Supplied material »
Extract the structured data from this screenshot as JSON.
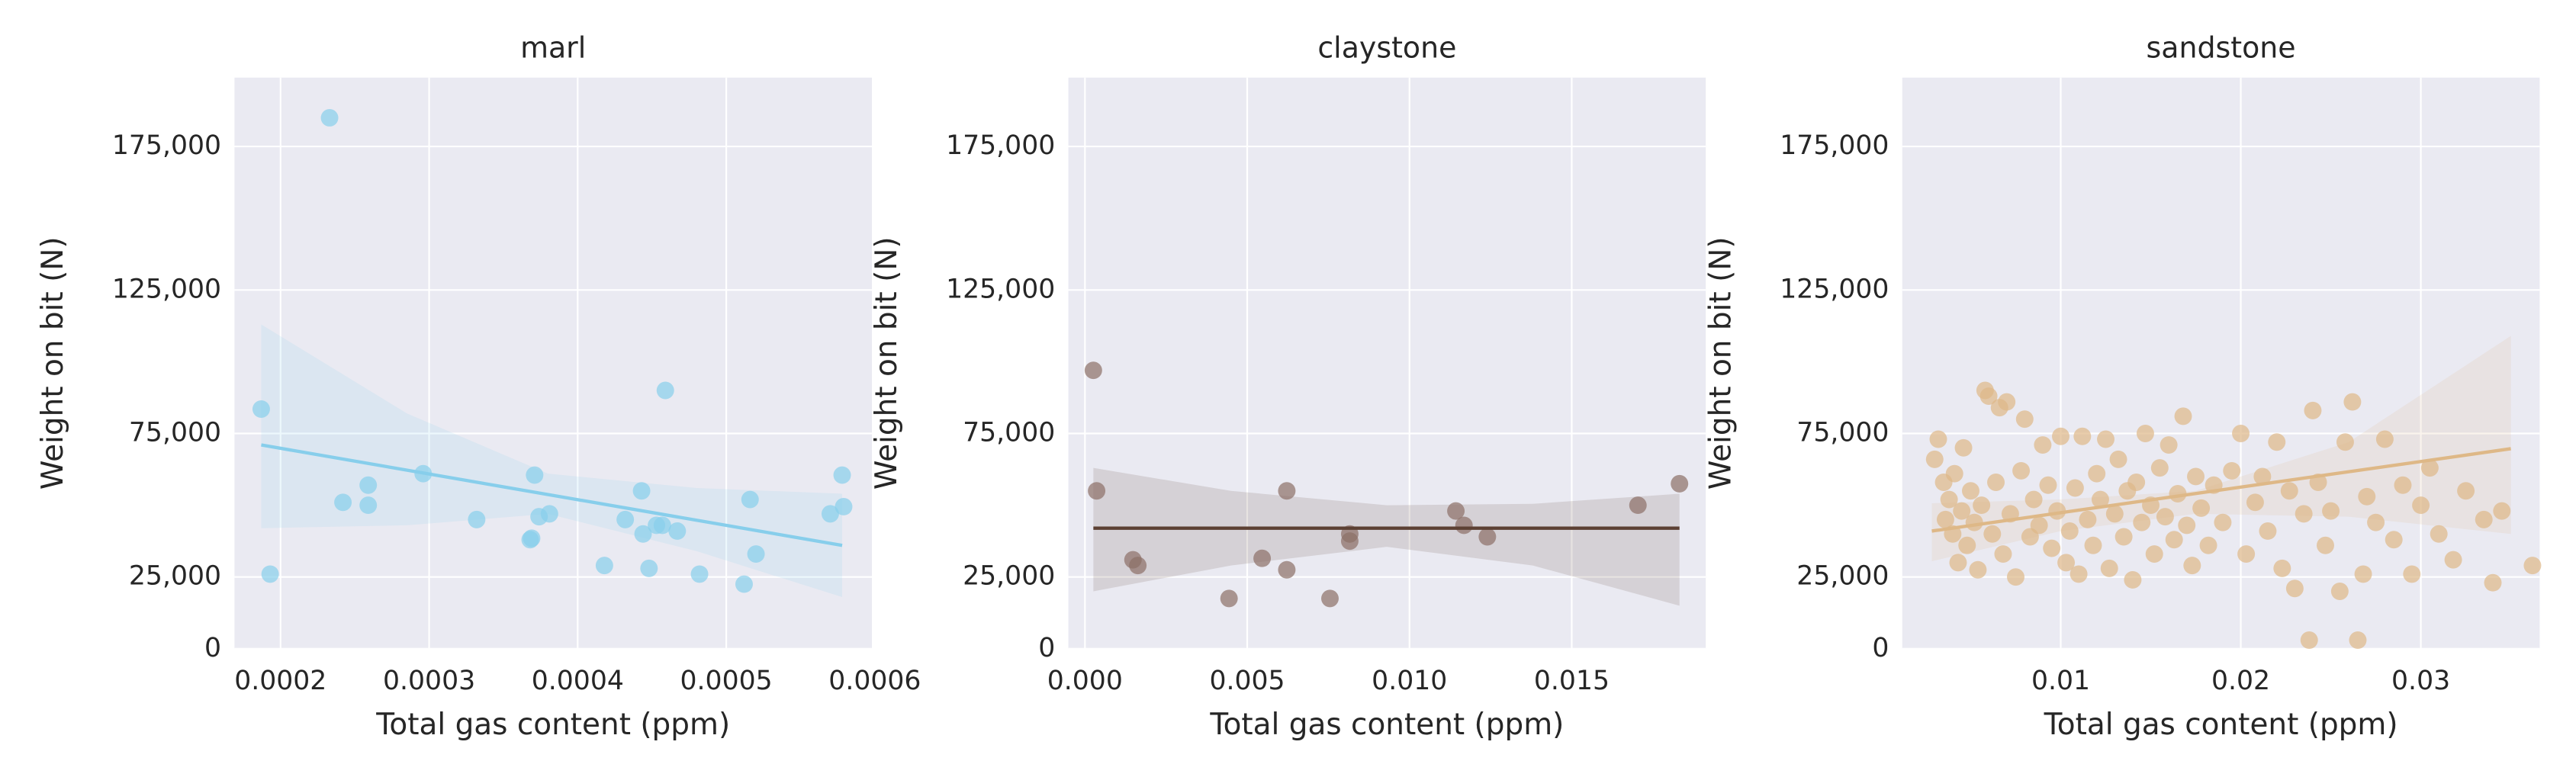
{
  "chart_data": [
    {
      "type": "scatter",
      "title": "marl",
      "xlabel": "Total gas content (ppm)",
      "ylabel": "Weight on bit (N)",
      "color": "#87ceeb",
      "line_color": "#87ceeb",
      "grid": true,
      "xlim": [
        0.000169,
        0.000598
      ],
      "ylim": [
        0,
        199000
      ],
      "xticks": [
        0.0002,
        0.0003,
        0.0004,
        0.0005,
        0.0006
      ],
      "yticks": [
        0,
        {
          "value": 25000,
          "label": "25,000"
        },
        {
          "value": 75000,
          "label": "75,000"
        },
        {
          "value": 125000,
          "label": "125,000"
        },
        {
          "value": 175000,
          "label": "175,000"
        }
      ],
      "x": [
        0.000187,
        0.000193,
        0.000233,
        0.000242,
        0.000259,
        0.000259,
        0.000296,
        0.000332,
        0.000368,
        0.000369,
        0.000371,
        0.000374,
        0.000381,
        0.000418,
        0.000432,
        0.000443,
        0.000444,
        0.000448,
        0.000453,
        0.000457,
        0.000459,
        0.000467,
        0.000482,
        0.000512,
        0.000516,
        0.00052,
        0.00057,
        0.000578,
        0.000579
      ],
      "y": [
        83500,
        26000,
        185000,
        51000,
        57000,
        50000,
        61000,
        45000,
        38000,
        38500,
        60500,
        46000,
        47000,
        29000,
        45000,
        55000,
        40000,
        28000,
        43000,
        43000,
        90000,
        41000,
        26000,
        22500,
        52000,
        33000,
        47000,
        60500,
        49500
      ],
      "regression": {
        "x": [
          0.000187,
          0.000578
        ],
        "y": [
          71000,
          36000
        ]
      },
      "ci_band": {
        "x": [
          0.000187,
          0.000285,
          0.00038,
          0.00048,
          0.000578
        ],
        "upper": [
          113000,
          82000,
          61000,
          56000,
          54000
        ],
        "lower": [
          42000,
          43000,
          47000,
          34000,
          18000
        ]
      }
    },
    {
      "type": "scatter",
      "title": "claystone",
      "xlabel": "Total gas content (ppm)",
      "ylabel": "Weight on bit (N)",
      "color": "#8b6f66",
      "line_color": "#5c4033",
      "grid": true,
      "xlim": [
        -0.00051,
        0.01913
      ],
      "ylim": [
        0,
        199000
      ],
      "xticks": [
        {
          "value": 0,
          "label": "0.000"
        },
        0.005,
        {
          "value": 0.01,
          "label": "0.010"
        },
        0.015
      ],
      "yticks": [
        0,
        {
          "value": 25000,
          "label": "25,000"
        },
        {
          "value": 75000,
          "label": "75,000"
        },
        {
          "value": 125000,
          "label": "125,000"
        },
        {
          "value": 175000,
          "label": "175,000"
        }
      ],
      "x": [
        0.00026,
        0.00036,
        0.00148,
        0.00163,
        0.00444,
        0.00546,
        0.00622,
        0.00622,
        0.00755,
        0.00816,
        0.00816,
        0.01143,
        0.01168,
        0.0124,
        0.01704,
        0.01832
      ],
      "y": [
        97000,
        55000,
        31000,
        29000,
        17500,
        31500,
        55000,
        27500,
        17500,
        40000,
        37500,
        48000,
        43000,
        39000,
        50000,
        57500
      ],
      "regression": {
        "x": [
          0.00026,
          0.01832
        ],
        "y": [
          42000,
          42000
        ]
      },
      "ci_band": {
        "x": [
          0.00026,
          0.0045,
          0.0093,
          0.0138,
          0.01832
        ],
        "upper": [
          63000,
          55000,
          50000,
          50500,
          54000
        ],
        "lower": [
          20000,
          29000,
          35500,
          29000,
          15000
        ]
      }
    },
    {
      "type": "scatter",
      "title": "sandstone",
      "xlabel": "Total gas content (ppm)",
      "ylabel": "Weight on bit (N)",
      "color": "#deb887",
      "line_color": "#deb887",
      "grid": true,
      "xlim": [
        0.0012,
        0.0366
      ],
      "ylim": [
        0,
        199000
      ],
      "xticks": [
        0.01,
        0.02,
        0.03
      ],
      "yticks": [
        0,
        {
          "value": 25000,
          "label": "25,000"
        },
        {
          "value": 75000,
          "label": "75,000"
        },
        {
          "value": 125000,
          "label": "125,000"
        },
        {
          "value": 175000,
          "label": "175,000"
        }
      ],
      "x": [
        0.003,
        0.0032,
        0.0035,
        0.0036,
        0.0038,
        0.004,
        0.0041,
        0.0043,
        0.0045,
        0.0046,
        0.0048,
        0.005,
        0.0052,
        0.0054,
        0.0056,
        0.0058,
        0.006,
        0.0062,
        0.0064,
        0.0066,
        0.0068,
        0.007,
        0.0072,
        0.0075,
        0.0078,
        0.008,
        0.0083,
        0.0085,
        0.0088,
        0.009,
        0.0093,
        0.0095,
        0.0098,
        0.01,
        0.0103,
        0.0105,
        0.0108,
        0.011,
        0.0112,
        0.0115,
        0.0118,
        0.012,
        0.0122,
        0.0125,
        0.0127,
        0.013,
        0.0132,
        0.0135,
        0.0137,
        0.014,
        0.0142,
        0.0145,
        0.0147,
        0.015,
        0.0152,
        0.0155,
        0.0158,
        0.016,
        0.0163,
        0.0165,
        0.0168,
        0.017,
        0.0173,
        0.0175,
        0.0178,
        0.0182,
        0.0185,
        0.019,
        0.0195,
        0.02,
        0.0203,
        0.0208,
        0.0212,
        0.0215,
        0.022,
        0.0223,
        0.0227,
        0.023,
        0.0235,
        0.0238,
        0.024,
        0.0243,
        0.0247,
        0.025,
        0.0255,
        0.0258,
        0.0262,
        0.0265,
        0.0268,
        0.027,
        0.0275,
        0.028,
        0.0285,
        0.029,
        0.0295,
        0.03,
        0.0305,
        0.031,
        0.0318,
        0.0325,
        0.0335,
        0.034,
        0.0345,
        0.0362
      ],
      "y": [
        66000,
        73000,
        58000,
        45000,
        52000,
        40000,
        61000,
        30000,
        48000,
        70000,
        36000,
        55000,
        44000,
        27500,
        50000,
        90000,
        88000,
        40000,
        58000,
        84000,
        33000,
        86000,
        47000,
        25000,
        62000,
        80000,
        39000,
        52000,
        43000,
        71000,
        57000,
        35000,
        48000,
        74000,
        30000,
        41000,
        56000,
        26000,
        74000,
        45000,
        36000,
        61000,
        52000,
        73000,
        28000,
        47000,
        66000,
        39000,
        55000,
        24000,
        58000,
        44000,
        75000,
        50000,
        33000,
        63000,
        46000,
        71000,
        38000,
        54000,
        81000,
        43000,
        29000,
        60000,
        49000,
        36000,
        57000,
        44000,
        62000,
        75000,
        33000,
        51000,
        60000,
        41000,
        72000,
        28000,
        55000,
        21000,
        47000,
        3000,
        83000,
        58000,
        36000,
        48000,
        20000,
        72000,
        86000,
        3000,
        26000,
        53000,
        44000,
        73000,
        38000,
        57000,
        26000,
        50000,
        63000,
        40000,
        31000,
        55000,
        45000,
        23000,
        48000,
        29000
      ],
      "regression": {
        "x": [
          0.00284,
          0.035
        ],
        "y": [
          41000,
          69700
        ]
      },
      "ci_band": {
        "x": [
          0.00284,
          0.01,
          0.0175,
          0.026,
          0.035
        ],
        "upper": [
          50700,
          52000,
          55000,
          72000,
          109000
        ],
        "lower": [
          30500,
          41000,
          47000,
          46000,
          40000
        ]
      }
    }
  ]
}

What to work on »
Your task is to repeat the material above exactly, without its pictures.

Completed task »
Extract the structured data from this screenshot as JSON.
{
  "chart_data": [
    {
      "type": "scatter",
      "title": "marl",
      "xlabel": "Total gas content (ppm)",
      "ylabel": "Weight on bit (N)",
      "color": "#87ceeb",
      "line_color": "#87ceeb",
      "grid": true,
      "xlim": [
        0.000169,
        0.000598
      ],
      "ylim": [
        0,
        199000
      ],
      "xticks": [
        0.0002,
        0.0003,
        0.0004,
        0.0005,
        0.0006
      ],
      "yticks": [
        0,
        {
          "value": 25000,
          "label": "25,000"
        },
        {
          "value": 75000,
          "label": "75,000"
        },
        {
          "value": 125000,
          "label": "125,000"
        },
        {
          "value": 175000,
          "label": "175,000"
        }
      ],
      "x": [
        0.000187,
        0.000193,
        0.000233,
        0.000242,
        0.000259,
        0.000259,
        0.000296,
        0.000332,
        0.000368,
        0.000369,
        0.000371,
        0.000374,
        0.000381,
        0.000418,
        0.000432,
        0.000443,
        0.000444,
        0.000448,
        0.000453,
        0.000457,
        0.000459,
        0.000467,
        0.000482,
        0.000512,
        0.000516,
        0.00052,
        0.00057,
        0.000578,
        0.000579
      ],
      "y": [
        83500,
        26000,
        185000,
        51000,
        57000,
        50000,
        61000,
        45000,
        38000,
        38500,
        60500,
        46000,
        47000,
        29000,
        45000,
        55000,
        40000,
        28000,
        43000,
        43000,
        90000,
        41000,
        26000,
        22500,
        52000,
        33000,
        47000,
        60500,
        49500
      ],
      "regression": {
        "x": [
          0.000187,
          0.000578
        ],
        "y": [
          71000,
          36000
        ]
      },
      "ci_band": {
        "x": [
          0.000187,
          0.000285,
          0.00038,
          0.00048,
          0.000578
        ],
        "upper": [
          113000,
          82000,
          61000,
          56000,
          54000
        ],
        "lower": [
          42000,
          43000,
          47000,
          34000,
          18000
        ]
      }
    },
    {
      "type": "scatter",
      "title": "claystone",
      "xlabel": "Total gas content (ppm)",
      "ylabel": "Weight on bit (N)",
      "color": "#8b6f66",
      "line_color": "#5c4033",
      "grid": true,
      "xlim": [
        -0.00051,
        0.01913
      ],
      "ylim": [
        0,
        199000
      ],
      "xticks": [
        {
          "value": 0,
          "label": "0.000"
        },
        0.005,
        {
          "value": 0.01,
          "label": "0.010"
        },
        0.015
      ],
      "yticks": [
        0,
        {
          "value": 25000,
          "label": "25,000"
        },
        {
          "value": 75000,
          "label": "75,000"
        },
        {
          "value": 125000,
          "label": "125,000"
        },
        {
          "value": 175000,
          "label": "175,000"
        }
      ],
      "x": [
        0.00026,
        0.00036,
        0.00148,
        0.00163,
        0.00444,
        0.00546,
        0.00622,
        0.00622,
        0.00755,
        0.00816,
        0.00816,
        0.01143,
        0.01168,
        0.0124,
        0.01704,
        0.01832
      ],
      "y": [
        97000,
        55000,
        31000,
        29000,
        17500,
        31500,
        55000,
        27500,
        17500,
        40000,
        37500,
        48000,
        43000,
        39000,
        50000,
        57500
      ],
      "regression": {
        "x": [
          0.00026,
          0.01832
        ],
        "y": [
          42000,
          42000
        ]
      },
      "ci_band": {
        "x": [
          0.00026,
          0.0045,
          0.0093,
          0.0138,
          0.01832
        ],
        "upper": [
          63000,
          55000,
          50000,
          50500,
          54000
        ],
        "lower": [
          20000,
          29000,
          35500,
          29000,
          15000
        ]
      }
    },
    {
      "type": "scatter",
      "title": "sandstone",
      "xlabel": "Total gas content (ppm)",
      "ylabel": "Weight on bit (N)",
      "color": "#deb887",
      "line_color": "#deb887",
      "grid": true,
      "xlim": [
        0.0012,
        0.0366
      ],
      "ylim": [
        0,
        199000
      ],
      "xticks": [
        0.01,
        0.02,
        0.03
      ],
      "yticks": [
        0,
        {
          "value": 25000,
          "label": "25,000"
        },
        {
          "value": 75000,
          "label": "75,000"
        },
        {
          "value": 125000,
          "label": "125,000"
        },
        {
          "value": 175000,
          "label": "175,000"
        }
      ],
      "x": [
        0.003,
        0.0032,
        0.0035,
        0.0036,
        0.0038,
        0.004,
        0.0041,
        0.0043,
        0.0045,
        0.0046,
        0.0048,
        0.005,
        0.0052,
        0.0054,
        0.0056,
        0.0058,
        0.006,
        0.0062,
        0.0064,
        0.0066,
        0.0068,
        0.007,
        0.0072,
        0.0075,
        0.0078,
        0.008,
        0.0083,
        0.0085,
        0.0088,
        0.009,
        0.0093,
        0.0095,
        0.0098,
        0.01,
        0.0103,
        0.0105,
        0.0108,
        0.011,
        0.0112,
        0.0115,
        0.0118,
        0.012,
        0.0122,
        0.0125,
        0.0127,
        0.013,
        0.0132,
        0.0135,
        0.0137,
        0.014,
        0.0142,
        0.0145,
        0.0147,
        0.015,
        0.0152,
        0.0155,
        0.0158,
        0.016,
        0.0163,
        0.0165,
        0.0168,
        0.017,
        0.0173,
        0.0175,
        0.0178,
        0.0182,
        0.0185,
        0.019,
        0.0195,
        0.02,
        0.0203,
        0.0208,
        0.0212,
        0.0215,
        0.022,
        0.0223,
        0.0227,
        0.023,
        0.0235,
        0.0238,
        0.024,
        0.0243,
        0.0247,
        0.025,
        0.0255,
        0.0258,
        0.0262,
        0.0265,
        0.0268,
        0.027,
        0.0275,
        0.028,
        0.0285,
        0.029,
        0.0295,
        0.03,
        0.0305,
        0.031,
        0.0318,
        0.0325,
        0.0335,
        0.034,
        0.0345,
        0.0362
      ],
      "y": [
        66000,
        73000,
        58000,
        45000,
        52000,
        40000,
        61000,
        30000,
        48000,
        70000,
        36000,
        55000,
        44000,
        27500,
        50000,
        90000,
        88000,
        40000,
        58000,
        84000,
        33000,
        86000,
        47000,
        25000,
        62000,
        80000,
        39000,
        52000,
        43000,
        71000,
        57000,
        35000,
        48000,
        74000,
        30000,
        41000,
        56000,
        26000,
        74000,
        45000,
        36000,
        61000,
        52000,
        73000,
        28000,
        47000,
        66000,
        39000,
        55000,
        24000,
        58000,
        44000,
        75000,
        50000,
        33000,
        63000,
        46000,
        71000,
        38000,
        54000,
        81000,
        43000,
        29000,
        60000,
        49000,
        36000,
        57000,
        44000,
        62000,
        75000,
        33000,
        51000,
        60000,
        41000,
        72000,
        28000,
        55000,
        21000,
        47000,
        3000,
        83000,
        58000,
        36000,
        48000,
        20000,
        72000,
        86000,
        3000,
        26000,
        53000,
        44000,
        73000,
        38000,
        57000,
        26000,
        50000,
        63000,
        40000,
        31000,
        55000,
        45000,
        23000,
        48000,
        29000
      ],
      "regression": {
        "x": [
          0.00284,
          0.035
        ],
        "y": [
          41000,
          69700
        ]
      },
      "ci_band": {
        "x": [
          0.00284,
          0.01,
          0.0175,
          0.026,
          0.035
        ],
        "upper": [
          50700,
          52000,
          55000,
          72000,
          109000
        ],
        "lower": [
          30500,
          41000,
          47000,
          46000,
          40000
        ]
      }
    }
  ]
}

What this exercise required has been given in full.